Say how many lines of the material below contain the word "title", with no other words.

-- START RECORDS SHOWN --

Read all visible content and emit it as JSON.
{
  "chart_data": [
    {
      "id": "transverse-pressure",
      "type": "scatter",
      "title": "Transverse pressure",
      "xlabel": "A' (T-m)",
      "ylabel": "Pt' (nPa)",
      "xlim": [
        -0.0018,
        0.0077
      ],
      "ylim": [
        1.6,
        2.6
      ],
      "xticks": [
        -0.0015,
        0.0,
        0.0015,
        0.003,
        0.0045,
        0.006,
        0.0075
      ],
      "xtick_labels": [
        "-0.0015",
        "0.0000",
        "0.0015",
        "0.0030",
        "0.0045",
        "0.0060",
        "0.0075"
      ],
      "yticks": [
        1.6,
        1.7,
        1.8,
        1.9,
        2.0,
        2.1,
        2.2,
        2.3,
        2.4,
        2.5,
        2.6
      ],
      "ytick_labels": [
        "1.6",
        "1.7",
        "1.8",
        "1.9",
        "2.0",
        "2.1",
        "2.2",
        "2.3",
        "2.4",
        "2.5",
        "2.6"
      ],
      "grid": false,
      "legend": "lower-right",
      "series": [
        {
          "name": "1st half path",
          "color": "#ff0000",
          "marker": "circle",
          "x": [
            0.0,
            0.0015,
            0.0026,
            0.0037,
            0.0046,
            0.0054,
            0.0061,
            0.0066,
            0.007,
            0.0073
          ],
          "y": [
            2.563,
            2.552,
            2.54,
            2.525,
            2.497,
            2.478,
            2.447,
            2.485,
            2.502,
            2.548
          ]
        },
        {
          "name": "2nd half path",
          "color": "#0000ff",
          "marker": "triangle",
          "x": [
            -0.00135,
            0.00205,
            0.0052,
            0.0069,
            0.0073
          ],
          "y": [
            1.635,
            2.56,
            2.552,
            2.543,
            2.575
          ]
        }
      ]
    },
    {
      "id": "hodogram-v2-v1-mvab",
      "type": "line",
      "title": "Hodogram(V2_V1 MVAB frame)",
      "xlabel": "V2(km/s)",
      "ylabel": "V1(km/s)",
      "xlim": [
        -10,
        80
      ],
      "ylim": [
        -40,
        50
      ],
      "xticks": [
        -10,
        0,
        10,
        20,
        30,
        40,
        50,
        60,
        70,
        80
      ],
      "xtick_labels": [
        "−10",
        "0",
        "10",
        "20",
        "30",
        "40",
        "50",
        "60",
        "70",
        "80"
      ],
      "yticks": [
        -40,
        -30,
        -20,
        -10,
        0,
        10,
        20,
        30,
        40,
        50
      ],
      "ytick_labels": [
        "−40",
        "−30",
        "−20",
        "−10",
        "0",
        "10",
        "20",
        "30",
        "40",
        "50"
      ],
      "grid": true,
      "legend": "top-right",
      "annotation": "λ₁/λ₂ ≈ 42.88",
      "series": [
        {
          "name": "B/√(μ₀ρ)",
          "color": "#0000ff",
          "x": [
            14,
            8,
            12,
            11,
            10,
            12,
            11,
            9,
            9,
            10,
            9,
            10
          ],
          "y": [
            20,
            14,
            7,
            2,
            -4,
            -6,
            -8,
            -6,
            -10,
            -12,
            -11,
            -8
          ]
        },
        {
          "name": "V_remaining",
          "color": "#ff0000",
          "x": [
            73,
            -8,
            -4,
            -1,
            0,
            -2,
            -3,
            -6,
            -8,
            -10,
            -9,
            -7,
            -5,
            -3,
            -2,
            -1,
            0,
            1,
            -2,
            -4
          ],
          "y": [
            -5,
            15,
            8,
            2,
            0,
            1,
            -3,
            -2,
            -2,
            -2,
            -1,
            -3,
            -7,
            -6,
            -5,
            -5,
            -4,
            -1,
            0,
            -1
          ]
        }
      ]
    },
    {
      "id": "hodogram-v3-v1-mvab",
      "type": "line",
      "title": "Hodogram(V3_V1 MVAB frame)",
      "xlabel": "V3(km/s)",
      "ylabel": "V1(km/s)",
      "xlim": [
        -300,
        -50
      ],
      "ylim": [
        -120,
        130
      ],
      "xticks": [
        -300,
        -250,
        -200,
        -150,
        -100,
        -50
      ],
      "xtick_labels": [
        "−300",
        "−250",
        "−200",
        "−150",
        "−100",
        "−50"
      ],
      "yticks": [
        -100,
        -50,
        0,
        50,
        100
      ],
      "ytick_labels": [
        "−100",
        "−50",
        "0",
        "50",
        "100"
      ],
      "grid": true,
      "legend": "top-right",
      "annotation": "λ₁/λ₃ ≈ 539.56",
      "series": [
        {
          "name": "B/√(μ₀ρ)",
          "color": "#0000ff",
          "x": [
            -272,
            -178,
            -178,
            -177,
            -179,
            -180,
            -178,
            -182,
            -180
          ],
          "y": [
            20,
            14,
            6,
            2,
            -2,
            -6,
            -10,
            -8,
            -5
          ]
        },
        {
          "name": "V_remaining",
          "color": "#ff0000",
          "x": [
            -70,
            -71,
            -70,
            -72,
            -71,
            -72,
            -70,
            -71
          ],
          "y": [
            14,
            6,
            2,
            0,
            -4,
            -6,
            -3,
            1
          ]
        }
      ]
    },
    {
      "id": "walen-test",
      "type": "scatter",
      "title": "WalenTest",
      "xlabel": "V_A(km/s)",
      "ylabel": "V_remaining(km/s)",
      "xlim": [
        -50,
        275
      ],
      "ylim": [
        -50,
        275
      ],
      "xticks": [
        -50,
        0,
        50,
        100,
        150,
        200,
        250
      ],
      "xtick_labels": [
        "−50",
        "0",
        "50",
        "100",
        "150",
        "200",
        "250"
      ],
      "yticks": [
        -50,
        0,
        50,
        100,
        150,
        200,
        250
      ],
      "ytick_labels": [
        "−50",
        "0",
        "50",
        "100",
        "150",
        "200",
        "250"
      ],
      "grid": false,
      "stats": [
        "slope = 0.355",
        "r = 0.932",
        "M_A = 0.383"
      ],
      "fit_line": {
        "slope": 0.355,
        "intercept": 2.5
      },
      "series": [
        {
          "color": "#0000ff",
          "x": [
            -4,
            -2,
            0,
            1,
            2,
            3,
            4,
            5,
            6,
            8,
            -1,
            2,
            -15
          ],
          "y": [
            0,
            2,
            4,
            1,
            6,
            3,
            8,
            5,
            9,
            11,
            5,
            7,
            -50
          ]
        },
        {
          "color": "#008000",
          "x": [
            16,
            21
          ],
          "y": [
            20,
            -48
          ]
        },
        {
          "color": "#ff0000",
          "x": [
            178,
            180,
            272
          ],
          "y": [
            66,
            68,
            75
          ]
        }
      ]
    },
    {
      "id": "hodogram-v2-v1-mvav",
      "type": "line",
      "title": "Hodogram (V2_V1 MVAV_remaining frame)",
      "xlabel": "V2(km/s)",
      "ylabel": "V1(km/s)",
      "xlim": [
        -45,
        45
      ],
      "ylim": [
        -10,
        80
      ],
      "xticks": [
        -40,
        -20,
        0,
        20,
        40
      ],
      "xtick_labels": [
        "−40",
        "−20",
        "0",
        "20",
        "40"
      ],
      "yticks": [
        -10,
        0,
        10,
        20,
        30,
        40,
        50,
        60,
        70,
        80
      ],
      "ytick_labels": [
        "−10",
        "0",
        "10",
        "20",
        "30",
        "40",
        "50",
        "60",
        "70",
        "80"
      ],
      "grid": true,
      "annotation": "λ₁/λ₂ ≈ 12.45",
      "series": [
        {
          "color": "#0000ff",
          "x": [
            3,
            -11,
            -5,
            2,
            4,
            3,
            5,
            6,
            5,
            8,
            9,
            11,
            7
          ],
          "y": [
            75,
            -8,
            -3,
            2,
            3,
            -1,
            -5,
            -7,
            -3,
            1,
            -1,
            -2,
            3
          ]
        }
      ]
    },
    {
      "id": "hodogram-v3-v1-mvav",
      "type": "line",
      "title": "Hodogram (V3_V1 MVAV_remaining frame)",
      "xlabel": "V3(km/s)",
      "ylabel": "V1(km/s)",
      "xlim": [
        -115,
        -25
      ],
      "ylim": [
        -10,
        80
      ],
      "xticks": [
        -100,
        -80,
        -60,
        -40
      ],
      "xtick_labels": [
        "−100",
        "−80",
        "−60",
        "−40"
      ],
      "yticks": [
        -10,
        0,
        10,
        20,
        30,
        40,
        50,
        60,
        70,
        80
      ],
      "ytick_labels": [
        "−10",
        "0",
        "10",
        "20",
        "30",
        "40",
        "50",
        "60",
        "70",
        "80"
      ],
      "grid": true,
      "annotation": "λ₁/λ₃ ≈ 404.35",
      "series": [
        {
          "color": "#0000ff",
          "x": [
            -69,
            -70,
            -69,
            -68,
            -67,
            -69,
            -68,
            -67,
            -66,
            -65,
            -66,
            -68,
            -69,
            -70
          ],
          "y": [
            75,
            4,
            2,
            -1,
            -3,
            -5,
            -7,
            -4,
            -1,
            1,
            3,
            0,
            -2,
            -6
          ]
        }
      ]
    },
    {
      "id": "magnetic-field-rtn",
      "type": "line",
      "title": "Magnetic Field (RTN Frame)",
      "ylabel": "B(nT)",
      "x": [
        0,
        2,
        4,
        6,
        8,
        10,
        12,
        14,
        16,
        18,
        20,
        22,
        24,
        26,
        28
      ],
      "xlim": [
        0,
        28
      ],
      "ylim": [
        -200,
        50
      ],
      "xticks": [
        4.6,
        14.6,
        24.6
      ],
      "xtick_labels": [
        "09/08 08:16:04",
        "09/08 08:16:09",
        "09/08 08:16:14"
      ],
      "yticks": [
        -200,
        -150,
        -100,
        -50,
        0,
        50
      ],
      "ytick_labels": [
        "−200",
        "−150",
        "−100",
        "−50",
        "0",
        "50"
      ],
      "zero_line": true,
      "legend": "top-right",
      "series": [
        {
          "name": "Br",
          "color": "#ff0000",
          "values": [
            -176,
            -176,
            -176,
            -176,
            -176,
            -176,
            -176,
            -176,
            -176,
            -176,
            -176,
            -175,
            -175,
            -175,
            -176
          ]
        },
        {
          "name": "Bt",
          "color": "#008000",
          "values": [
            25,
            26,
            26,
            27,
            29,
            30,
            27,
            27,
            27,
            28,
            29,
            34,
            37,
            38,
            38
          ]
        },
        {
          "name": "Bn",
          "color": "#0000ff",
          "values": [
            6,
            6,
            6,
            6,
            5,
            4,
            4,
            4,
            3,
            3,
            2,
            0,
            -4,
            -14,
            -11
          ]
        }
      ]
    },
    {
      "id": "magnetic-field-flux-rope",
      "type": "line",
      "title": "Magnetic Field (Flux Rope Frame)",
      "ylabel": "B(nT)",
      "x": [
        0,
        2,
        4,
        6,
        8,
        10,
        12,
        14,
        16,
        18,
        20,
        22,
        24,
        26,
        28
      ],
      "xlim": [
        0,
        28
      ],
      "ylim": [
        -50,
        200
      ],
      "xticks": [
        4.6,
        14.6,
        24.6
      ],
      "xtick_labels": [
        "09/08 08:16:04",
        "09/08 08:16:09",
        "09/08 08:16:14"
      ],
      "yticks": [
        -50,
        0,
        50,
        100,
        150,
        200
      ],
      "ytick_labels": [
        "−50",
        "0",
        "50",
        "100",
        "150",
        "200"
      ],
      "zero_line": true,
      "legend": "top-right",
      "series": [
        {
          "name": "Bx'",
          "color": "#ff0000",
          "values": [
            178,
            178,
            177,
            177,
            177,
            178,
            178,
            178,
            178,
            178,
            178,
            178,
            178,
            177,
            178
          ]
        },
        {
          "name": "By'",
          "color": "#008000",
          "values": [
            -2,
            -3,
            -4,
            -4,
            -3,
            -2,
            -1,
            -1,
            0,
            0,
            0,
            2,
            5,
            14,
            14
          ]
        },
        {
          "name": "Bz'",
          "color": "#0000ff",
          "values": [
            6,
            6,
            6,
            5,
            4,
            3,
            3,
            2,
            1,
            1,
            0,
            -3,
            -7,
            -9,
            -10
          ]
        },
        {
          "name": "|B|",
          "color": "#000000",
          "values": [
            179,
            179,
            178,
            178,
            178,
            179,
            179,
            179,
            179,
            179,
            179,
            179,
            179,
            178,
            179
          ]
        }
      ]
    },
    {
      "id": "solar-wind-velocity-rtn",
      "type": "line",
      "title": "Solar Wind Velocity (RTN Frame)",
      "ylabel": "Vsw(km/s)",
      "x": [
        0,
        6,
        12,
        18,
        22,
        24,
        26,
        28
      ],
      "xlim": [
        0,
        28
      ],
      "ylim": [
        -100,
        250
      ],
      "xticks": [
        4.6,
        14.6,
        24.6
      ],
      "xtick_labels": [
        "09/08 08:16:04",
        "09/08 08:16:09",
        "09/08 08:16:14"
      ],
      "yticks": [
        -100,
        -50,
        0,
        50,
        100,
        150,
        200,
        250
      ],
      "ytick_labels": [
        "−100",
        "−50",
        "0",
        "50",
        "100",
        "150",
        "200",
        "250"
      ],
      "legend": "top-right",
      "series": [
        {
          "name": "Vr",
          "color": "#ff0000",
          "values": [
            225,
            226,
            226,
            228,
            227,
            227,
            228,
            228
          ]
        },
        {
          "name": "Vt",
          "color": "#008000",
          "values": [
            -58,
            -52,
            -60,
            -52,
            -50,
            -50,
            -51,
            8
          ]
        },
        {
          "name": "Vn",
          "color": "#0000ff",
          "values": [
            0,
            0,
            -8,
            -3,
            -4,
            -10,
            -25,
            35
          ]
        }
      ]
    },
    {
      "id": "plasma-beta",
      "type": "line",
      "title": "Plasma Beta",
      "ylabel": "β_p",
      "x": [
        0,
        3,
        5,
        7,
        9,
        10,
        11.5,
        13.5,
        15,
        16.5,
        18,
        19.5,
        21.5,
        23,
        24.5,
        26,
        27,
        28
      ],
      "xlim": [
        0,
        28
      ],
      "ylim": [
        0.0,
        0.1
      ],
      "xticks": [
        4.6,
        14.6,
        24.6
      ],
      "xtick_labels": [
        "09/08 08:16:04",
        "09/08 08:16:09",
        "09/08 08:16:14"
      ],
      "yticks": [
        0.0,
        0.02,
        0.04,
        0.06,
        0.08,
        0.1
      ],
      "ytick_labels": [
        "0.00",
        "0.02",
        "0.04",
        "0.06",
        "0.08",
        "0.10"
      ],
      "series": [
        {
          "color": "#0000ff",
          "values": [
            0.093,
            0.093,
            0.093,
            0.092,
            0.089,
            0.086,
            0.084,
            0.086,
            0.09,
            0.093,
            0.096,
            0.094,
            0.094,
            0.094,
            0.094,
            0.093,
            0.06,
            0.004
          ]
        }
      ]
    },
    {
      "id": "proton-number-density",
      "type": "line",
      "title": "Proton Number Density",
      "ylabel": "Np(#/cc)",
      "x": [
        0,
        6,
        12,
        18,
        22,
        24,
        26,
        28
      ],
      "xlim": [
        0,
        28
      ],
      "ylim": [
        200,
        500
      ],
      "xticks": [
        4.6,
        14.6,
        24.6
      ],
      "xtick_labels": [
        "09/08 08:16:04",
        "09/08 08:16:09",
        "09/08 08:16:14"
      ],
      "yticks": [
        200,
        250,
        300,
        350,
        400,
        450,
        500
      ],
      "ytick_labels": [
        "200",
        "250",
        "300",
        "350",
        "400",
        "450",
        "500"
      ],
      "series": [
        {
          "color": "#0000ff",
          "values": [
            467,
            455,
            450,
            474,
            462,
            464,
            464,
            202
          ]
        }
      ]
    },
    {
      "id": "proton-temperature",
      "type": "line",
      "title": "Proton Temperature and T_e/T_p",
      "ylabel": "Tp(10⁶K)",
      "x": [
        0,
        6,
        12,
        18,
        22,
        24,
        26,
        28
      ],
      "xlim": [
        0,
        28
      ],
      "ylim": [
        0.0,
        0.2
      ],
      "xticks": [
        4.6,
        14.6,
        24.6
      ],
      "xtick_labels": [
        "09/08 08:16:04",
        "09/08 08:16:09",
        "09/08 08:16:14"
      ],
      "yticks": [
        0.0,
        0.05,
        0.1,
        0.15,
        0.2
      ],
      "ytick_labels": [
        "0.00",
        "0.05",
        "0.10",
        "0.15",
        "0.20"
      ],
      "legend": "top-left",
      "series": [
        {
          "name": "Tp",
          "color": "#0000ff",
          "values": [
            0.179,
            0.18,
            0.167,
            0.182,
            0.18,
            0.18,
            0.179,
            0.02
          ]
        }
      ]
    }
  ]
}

-- END RECORDS SHOWN --

◆ **RESPONSE**:
12